* **抜粋文**
===

陸上5000メートルの日本高校記録(13分36秒89)を持つ石田洸介(18)=群馬・東農大二高=が27日、神奈川・秦野市のカルチャーパーク陸上競技場で行われた東海大長距離競技会男子5000メートルに出場し、13分34秒74(速報値)と再び自身が持つ記録を更新した。マラソンと5000メートルの日本記録保持者の大迫傑(29)=ナイキ=に食らいつき、残り1周で先頭に立つ積極果敢なレースを展開。ラスト勝負で、5000メートル日本歴代2位の鎧坂哲哉(30)=旭化成=、大迫に敗れ、3着だったが、改めて抜群の能力を証明した。
レース後、東農大二高の城戸口直樹監督はスポーツ報知の電話取材に応じ、レース展開などについて説明した。「夏に大迫選手の合宿に参加させてもらったこともあり、大迫選手に気後れすることなく、走ってくれた。どんなレースパターンにも対応できるように準備ができていました。3000メートルを8分12秒で通過した後、もう一度、高校記録を狙うとスイッチが入りましたね」と話した。

===

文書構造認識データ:
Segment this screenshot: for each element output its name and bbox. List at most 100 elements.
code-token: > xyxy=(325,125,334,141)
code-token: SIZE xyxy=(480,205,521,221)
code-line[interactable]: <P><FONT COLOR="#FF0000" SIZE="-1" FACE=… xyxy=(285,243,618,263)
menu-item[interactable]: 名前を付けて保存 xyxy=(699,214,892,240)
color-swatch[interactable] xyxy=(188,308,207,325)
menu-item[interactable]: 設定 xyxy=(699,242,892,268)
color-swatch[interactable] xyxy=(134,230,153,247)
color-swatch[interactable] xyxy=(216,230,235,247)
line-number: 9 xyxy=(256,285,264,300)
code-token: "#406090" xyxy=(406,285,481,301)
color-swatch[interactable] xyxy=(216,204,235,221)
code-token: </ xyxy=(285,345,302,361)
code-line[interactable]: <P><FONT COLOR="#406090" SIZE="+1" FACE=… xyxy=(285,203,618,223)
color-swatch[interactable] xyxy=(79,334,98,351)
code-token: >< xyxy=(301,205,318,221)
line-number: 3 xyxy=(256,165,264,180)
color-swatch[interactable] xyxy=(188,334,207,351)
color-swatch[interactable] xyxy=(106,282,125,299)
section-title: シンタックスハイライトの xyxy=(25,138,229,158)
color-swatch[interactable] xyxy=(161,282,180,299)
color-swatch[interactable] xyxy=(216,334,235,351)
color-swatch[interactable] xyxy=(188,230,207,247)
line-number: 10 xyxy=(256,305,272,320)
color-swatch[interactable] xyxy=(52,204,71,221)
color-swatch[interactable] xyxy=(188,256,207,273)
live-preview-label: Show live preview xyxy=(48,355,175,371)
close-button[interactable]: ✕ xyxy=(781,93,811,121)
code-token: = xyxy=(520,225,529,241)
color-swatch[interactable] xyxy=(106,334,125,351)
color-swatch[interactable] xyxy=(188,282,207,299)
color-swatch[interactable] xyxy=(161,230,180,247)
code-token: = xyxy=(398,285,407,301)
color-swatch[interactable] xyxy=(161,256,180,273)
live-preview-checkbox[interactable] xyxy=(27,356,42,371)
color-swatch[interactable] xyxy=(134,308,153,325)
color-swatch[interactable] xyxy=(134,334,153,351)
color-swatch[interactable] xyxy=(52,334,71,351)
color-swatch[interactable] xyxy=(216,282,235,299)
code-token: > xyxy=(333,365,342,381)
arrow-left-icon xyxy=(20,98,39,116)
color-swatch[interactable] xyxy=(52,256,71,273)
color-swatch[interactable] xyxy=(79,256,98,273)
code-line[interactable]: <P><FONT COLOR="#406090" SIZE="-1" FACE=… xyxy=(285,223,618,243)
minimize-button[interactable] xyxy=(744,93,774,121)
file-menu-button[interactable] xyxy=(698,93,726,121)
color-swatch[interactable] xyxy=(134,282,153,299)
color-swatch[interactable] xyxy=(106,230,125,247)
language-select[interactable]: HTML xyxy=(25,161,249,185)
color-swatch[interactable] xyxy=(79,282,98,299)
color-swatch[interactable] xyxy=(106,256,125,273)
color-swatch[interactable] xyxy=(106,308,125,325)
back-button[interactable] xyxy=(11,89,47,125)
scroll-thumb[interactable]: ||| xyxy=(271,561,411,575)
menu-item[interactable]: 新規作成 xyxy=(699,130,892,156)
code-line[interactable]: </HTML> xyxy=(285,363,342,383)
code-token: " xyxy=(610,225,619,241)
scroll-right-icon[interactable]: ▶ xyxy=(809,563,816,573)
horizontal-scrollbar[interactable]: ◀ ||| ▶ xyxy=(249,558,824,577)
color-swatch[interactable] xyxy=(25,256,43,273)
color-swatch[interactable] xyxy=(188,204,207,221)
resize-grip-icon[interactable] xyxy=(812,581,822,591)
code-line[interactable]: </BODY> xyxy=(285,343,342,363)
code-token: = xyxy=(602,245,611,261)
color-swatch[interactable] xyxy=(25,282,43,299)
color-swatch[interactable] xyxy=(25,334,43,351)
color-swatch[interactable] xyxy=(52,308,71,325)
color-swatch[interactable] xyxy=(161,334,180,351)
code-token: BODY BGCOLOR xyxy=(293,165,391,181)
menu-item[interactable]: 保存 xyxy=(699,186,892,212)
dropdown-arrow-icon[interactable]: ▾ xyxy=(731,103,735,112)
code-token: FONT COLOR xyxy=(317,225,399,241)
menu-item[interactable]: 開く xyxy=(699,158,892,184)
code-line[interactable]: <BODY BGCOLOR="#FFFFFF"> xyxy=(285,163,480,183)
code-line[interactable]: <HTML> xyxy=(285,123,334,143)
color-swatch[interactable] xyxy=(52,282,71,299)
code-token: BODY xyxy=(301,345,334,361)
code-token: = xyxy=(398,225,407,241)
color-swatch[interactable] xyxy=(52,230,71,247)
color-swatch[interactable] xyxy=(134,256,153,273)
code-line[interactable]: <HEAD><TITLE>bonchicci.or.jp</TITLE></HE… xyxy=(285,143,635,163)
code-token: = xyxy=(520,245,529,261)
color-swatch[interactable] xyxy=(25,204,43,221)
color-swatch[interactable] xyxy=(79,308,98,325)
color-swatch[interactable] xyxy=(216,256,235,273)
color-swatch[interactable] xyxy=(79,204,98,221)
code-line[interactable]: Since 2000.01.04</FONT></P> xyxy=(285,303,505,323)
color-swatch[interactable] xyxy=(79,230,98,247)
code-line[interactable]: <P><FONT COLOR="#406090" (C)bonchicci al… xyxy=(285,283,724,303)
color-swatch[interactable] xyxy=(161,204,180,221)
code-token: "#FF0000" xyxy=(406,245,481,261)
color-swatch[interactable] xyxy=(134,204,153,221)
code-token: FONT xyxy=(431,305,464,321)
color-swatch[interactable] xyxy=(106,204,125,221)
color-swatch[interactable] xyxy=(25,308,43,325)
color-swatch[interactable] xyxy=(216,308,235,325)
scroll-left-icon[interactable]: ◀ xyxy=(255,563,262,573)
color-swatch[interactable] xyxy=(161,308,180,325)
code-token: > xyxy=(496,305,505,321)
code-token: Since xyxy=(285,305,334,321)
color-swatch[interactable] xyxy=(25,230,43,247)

===

* **課題 A**
抜粋文によると、石田洸介がこの競技会の男子5000メートルで出した記録(速報値)は何秒でしたか。
* **課題 B**
抜粋文の「陸上5000メートルの日本高」から「チが入りましたね」と話した。」までのすべてを、「スポーツ報知」を「本紙」に差し替えて書き直してください。
これらの記録は別の出典から採ったものです。

* **解答 A**
13分34秒74(速報値)です。

* **解答 B**
陸上5000メートルの日本高校記録(13分36秒89)を持つ石田洸介(18)=群馬・東農大二高=が27日、神奈川・秦野市のカルチャーパーク陸上競技場で行われた東海大長距離競技会男子5000メートルに出場し、13分34秒74(速報値)と再び自身が持つ記録を更新した。マラソンと5000メートルの日本記録保持者の大迫傑(29)=ナイキ=に食らいつき、残り1周で先頭に立つ積極果敢なレースを展開。ラスト勝負で、5000メートル日本歴代2位の鎧坂哲哉(30)=旭化成=、大迫に敗れ、3着だったが、改めて抜群の能力を証明した。
レース後、東農大二高の城戸口直樹監督は本紙の電話取材に応じ、レース展開などについて説明した。「夏に大迫選手の合宿に参加させてもらったこともあり、大迫選手に気後れすることなく、走ってくれた。どんなレースパターンにも対応できるように準備ができていました。3000メートルを8分12秒で通過した後、もう一度、高校記録を狙うとスイッチが入りましたね」と話した。